EXERCISE ::
Gather all lines in the entries that include the word "link".

+ + + + +

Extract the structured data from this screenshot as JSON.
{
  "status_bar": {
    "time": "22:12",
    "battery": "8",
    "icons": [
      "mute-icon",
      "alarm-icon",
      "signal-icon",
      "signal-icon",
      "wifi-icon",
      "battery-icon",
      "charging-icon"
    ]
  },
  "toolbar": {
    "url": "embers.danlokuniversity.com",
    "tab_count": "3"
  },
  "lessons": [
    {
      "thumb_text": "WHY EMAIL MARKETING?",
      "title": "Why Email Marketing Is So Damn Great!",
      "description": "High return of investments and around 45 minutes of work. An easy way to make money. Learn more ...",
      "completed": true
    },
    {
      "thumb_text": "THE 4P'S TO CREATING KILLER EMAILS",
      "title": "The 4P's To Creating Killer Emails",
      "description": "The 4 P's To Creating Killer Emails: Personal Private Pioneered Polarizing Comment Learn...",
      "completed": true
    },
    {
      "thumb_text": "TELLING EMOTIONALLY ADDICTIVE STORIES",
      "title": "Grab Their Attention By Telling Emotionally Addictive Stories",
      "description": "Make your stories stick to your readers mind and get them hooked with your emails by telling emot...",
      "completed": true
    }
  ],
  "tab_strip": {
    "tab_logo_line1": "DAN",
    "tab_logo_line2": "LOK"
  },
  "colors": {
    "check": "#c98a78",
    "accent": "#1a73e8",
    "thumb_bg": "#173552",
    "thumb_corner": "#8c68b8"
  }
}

+ + + + +

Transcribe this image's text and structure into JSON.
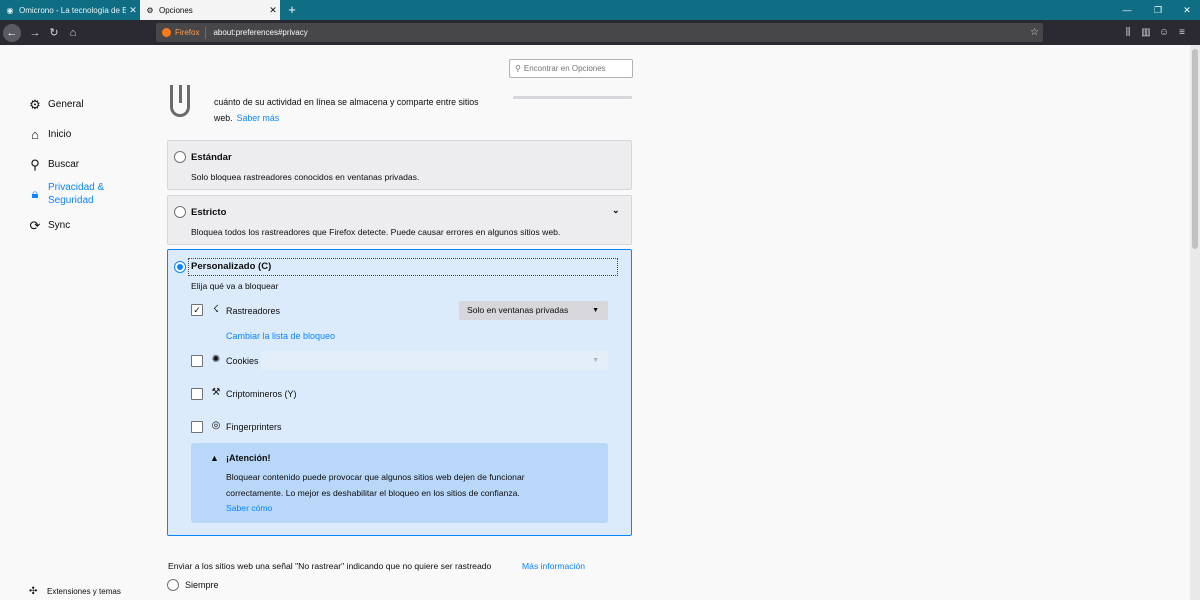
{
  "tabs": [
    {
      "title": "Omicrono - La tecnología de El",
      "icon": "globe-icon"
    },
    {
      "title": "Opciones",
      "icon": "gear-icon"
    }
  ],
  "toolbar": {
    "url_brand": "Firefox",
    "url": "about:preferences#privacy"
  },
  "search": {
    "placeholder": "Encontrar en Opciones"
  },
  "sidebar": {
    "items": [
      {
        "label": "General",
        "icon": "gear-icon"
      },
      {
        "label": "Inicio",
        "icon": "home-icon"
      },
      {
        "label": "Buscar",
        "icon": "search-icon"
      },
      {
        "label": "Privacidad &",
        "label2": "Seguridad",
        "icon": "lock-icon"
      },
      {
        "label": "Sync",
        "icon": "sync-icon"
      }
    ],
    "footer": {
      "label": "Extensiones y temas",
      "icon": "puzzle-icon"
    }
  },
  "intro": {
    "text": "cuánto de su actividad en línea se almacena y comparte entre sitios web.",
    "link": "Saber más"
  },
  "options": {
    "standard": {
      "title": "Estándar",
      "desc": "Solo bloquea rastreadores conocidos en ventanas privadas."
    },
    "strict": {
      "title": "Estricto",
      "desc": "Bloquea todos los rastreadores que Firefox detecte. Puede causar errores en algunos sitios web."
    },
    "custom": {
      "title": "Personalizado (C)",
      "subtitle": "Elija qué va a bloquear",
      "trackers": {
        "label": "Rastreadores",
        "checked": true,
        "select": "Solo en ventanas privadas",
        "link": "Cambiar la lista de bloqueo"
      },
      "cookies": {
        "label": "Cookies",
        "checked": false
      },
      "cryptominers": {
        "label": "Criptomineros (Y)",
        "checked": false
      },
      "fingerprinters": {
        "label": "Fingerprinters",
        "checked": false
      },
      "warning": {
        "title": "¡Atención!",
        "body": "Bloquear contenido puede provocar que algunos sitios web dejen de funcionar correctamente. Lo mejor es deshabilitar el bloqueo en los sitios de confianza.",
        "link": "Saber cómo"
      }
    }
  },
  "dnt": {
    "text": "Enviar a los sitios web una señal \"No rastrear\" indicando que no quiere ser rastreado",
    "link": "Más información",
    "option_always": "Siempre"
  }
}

+ + + + +

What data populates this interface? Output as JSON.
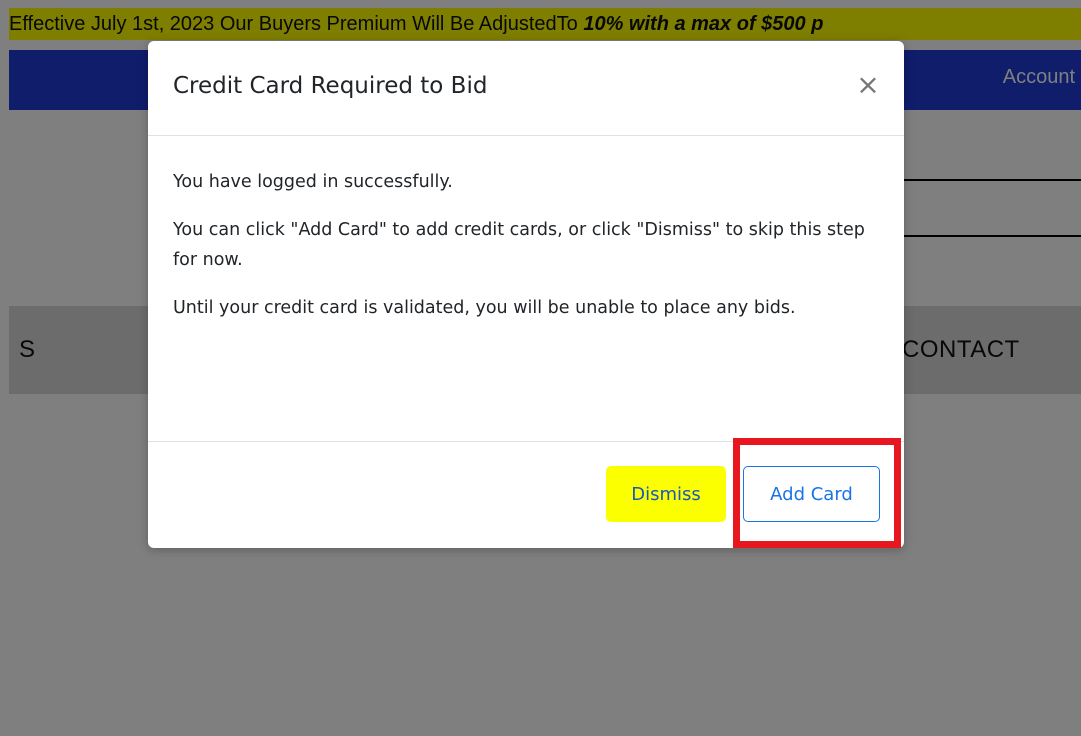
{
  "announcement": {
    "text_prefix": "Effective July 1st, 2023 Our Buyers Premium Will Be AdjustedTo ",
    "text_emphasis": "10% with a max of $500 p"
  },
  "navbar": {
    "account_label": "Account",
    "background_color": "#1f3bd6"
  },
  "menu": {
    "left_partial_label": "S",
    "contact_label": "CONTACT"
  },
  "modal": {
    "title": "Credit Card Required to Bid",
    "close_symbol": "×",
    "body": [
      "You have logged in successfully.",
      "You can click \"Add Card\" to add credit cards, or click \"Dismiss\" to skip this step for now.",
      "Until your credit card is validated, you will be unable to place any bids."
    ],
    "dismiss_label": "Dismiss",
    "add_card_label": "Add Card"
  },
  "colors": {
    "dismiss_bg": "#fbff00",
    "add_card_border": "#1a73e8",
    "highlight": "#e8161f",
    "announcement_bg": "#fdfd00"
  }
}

+ + + + +

THE OUTPUT ::
    "link": "Saber más"
        "link": "Cambiar la lista de bloqueo"
        "link": "Saber cómo"
    "link": "Más información",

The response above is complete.